Reproduce the whole listing, character for character.

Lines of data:
----

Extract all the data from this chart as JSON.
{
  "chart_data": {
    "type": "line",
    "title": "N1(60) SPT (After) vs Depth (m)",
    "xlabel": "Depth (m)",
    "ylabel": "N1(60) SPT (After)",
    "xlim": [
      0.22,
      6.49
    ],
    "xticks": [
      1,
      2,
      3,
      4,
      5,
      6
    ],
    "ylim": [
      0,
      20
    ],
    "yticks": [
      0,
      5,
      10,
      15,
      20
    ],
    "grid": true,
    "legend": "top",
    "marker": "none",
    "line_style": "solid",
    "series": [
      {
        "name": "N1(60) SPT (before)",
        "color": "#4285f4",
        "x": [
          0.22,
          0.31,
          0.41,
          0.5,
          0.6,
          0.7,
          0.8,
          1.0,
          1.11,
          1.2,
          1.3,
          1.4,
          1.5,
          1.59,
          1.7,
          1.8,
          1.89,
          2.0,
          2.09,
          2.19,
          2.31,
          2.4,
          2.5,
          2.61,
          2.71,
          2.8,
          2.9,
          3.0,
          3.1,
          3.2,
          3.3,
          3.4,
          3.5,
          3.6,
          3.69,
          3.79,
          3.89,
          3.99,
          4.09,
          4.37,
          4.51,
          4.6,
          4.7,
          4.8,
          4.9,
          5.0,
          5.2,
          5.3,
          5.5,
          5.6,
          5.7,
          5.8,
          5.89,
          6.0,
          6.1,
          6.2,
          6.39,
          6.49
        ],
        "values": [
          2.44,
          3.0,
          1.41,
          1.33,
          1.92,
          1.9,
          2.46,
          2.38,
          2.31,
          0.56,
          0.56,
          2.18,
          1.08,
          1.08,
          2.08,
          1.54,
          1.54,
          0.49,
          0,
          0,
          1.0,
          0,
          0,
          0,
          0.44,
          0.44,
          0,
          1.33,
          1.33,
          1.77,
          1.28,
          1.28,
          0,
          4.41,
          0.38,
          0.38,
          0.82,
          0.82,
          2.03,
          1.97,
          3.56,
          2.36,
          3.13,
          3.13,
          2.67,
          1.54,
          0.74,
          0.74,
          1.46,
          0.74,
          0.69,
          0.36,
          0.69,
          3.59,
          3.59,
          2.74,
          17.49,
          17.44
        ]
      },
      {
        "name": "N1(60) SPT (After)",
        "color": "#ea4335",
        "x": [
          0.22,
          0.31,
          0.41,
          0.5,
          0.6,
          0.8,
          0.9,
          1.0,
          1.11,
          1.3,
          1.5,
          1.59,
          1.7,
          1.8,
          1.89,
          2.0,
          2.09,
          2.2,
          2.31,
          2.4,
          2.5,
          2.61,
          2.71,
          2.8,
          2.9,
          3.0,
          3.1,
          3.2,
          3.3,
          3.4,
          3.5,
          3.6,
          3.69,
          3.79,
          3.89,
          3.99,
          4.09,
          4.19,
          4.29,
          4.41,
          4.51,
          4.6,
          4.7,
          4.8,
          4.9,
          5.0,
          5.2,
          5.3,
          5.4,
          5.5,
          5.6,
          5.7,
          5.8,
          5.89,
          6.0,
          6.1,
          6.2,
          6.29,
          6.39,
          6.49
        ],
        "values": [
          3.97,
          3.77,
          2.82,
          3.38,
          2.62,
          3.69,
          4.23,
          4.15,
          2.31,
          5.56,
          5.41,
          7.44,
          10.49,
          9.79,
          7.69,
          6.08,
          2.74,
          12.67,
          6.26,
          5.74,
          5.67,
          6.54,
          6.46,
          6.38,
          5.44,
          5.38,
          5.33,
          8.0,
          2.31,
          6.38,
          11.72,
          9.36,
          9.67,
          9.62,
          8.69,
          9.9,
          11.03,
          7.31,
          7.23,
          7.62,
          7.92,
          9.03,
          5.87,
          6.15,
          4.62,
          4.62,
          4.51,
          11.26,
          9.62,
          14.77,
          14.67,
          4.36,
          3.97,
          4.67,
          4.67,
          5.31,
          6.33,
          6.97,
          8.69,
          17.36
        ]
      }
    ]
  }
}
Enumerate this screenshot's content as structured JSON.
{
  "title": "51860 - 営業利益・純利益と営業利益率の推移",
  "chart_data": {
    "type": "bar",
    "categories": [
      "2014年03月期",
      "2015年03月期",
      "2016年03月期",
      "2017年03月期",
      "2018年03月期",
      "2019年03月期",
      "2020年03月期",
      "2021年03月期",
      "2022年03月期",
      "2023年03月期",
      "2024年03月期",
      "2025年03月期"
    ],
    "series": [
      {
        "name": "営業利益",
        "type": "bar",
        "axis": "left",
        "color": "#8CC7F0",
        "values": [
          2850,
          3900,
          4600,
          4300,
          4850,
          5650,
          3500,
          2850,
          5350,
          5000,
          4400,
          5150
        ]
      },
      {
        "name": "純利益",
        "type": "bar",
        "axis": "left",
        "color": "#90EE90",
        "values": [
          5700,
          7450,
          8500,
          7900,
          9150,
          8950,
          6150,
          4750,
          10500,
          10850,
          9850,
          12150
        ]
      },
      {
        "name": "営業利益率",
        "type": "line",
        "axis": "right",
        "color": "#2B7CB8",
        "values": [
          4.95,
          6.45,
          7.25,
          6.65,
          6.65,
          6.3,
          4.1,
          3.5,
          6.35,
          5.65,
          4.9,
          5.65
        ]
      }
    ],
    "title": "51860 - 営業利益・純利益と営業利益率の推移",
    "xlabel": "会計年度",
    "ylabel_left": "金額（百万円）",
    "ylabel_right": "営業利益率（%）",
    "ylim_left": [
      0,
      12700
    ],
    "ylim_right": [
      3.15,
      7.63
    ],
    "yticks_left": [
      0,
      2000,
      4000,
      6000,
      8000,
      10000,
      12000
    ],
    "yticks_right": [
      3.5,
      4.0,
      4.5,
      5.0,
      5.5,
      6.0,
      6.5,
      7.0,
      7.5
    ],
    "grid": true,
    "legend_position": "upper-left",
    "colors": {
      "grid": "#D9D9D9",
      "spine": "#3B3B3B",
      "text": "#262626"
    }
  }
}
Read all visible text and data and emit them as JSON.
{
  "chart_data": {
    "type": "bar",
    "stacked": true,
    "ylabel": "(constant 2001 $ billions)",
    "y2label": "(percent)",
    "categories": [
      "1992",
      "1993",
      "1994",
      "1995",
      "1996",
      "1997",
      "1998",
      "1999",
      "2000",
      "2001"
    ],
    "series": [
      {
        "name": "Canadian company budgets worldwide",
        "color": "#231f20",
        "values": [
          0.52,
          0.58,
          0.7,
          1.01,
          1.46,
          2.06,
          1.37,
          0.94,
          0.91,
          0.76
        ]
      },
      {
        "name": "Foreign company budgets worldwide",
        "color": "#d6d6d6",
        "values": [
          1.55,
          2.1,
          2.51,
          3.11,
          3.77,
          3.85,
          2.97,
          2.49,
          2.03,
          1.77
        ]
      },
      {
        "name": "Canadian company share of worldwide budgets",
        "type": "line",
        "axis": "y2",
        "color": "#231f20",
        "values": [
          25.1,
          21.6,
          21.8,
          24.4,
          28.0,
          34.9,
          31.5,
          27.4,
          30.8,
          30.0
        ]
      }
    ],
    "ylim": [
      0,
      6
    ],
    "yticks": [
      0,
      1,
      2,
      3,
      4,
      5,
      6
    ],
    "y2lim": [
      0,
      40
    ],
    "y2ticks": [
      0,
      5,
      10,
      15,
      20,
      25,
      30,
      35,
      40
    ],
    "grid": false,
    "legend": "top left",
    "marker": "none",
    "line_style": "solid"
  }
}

----

:: Exercise output ::
Extract all the data from this chart as JSON.
{
  "chart_data": {
    "type": "line",
    "title": "N1(60) SPT (After) vs Depth (m)",
    "xlabel": "Depth (m)",
    "ylabel": "N1(60) SPT (After)",
    "xlim": [
      0.22,
      6.49
    ],
    "xticks": [
      1,
      2,
      3,
      4,
      5,
      6
    ],
    "ylim": [
      0,
      20
    ],
    "yticks": [
      0,
      5,
      10,
      15,
      20
    ],
    "grid": true,
    "legend": "top",
    "marker": "none",
    "line_style": "solid",
    "series": [
      {
        "name": "N1(60) SPT (before)",
        "color": "#4285f4",
        "x": [
          0.22,
          0.31,
          0.41,
          0.5,
          0.6,
          0.7,
          0.8,
          1.0,
          1.11,
          1.2,
          1.3,
          1.4,
          1.5,
          1.59,
          1.7,
          1.8,
          1.89,
          2.0,
          2.09,
          2.19,
          2.31,
          2.4,
          2.5,
          2.61,
          2.71,
          2.8,
          2.9,
          3.0,
          3.1,
          3.2,
          3.3,
          3.4,
          3.5,
          3.6,
          3.69,
          3.79,
          3.89,
          3.99,
          4.09,
          4.37,
          4.51,
          4.6,
          4.7,
          4.8,
          4.9,
          5.0,
          5.2,
          5.3,
          5.5,
          5.6,
          5.7,
          5.8,
          5.89,
          6.0,
          6.1,
          6.2,
          6.39,
          6.49
        ],
        "values": [
          2.44,
          3.0,
          1.41,
          1.33,
          1.92,
          1.9,
          2.46,
          2.38,
          2.31,
          0.56,
          0.56,
          2.18,
          1.08,
          1.08,
          2.08,
          1.54,
          1.54,
          0.49,
          0,
          0,
          1.0,
          0,
          0,
          0,
          0.44,
          0.44,
          0,
          1.33,
          1.33,
          1.77,
          1.28,
          1.28,
          0,
          4.41,
          0.38,
          0.38,
          0.82,
          0.82,
          2.03,
          1.97,
          3.56,
          2.36,
          3.13,
          3.13,
          2.67,
          1.54,
          0.74,
          0.74,
          1.46,
          0.74,
          0.69,
          0.36,
          0.69,
          3.59,
          3.59,
          2.74,
          17.49,
          17.44
        ]
      },
      {
        "name": "N1(60) SPT (After)",
        "color": "#ea4335",
        "x": [
          0.22,
          0.31,
          0.41,
          0.5,
          0.6,
          0.8,
          0.9,
          1.0,
          1.11,
          1.3,
          1.5,
          1.59,
          1.7,
          1.8,
          1.89,
          2.0,
          2.09,
          2.2,
          2.31,
          2.4,
          2.5,
          2.61,
          2.71,
          2.8,
          2.9,
          3.0,
          3.1,
          3.2,
          3.3,
          3.4,
          3.5,
          3.6,
          3.69,
          3.79,
          3.89,
          3.99,
          4.09,
          4.19,
          4.29,
          4.41,
          4.51,
          4.6,
          4.7,
          4.8,
          4.9,
          5.0,
          5.2,
          5.3,
          5.4,
          5.5,
          5.6,
          5.7,
          5.8,
          5.89,
          6.0,
          6.1,
          6.2,
          6.29,
          6.39,
          6.49
        ],
        "values": [
          3.97,
          3.77,
          2.82,
          3.38,
          2.62,
          3.69,
          4.23,
          4.15,
          2.31,
          5.56,
          5.41,
          7.44,
          10.49,
          9.79,
          7.69,
          6.08,
          2.74,
          12.67,
          6.26,
          5.74,
          5.67,
          6.54,
          6.46,
          6.38,
          5.44,
          5.38,
          5.33,
          8.0,
          2.31,
          6.38,
          11.72,
          9.36,
          9.67,
          9.62,
          8.69,
          9.9,
          11.03,
          7.31,
          7.23,
          7.62,
          7.92,
          9.03,
          5.87,
          6.15,
          4.62,
          4.62,
          4.51,
          11.26,
          9.62,
          14.77,
          14.67,
          4.36,
          3.97,
          4.67,
          4.67,
          5.31,
          6.33,
          6.97,
          8.69,
          17.36
        ]
      }
    ]
  }
}
Enumerate this screenshot's content as structured JSON.
{
  "title": "51860 - 営業利益・純利益と営業利益率の推移",
  "chart_data": {
    "type": "bar",
    "categories": [
      "2014年03月期",
      "2015年03月期",
      "2016年03月期",
      "2017年03月期",
      "2018年03月期",
      "2019年03月期",
      "2020年03月期",
      "2021年03月期",
      "2022年03月期",
      "2023年03月期",
      "2024年03月期",
      "2025年03月期"
    ],
    "series": [
      {
        "name": "営業利益",
        "type": "bar",
        "axis": "left",
        "color": "#8CC7F0",
        "values": [
          2850,
          3900,
          4600,
          4300,
          4850,
          5650,
          3500,
          2850,
          5350,
          5000,
          4400,
          5150
        ]
      },
      {
        "name": "純利益",
        "type": "bar",
        "axis": "left",
        "color": "#90EE90",
        "values": [
          5700,
          7450,
          8500,
          7900,
          9150,
          8950,
          6150,
          4750,
          10500,
          10850,
          9850,
          12150
        ]
      },
      {
        "name": "営業利益率",
        "type": "line",
        "axis": "right",
        "color": "#2B7CB8",
        "values": [
          4.95,
          6.45,
          7.25,
          6.65,
          6.65,
          6.3,
          4.1,
          3.5,
          6.35,
          5.65,
          4.9,
          5.65
        ]
      }
    ],
    "title": "51860 - 営業利益・純利益と営業利益率の推移",
    "xlabel": "会計年度",
    "ylabel_left": "金額（百万円）",
    "ylabel_right": "営業利益率（%）",
    "ylim_left": [
      0,
      12700
    ],
    "ylim_right": [
      3.15,
      7.63
    ],
    "yticks_left": [
      0,
      2000,
      4000,
      6000,
      8000,
      10000,
      12000
    ],
    "yticks_right": [
      3.5,
      4.0,
      4.5,
      5.0,
      5.5,
      6.0,
      6.5,
      7.0,
      7.5
    ],
    "grid": true,
    "legend_position": "upper-left",
    "colors": {
      "grid": "#D9D9D9",
      "spine": "#3B3B3B",
      "text": "#262626"
    }
  }
}
Read all visible text and data and emit them as JSON.
{
  "chart_data": {
    "type": "bar",
    "stacked": true,
    "ylabel": "(constant 2001 $ billions)",
    "y2label": "(percent)",
    "categories": [
      "1992",
      "1993",
      "1994",
      "1995",
      "1996",
      "1997",
      "1998",
      "1999",
      "2000",
      "2001"
    ],
    "series": [
      {
        "name": "Canadian company budgets worldwide",
        "color": "#231f20",
        "values": [
          0.52,
          0.58,
          0.7,
          1.01,
          1.46,
          2.06,
          1.37,
          0.94,
          0.91,
          0.76
        ]
      },
      {
        "name": "Foreign company budgets worldwide",
        "color": "#d6d6d6",
        "values": [
          1.55,
          2.1,
          2.51,
          3.11,
          3.77,
          3.85,
          2.97,
          2.49,
          2.03,
          1.77
        ]
      },
      {
        "name": "Canadian company share of worldwide budgets",
        "type": "line",
        "axis": "y2",
        "color": "#231f20",
        "values": [
          25.1,
          21.6,
          21.8,
          24.4,
          28.0,
          34.9,
          31.5,
          27.4,
          30.8,
          30.0
        ]
      }
    ],
    "ylim": [
      0,
      6
    ],
    "yticks": [
      0,
      1,
      2,
      3,
      4,
      5,
      6
    ],
    "y2lim": [
      0,
      40
    ],
    "y2ticks": [
      0,
      5,
      10,
      15,
      20,
      25,
      30,
      35,
      40
    ],
    "grid": false,
    "legend": "top left",
    "marker": "none",
    "line_style": "solid"
  }
}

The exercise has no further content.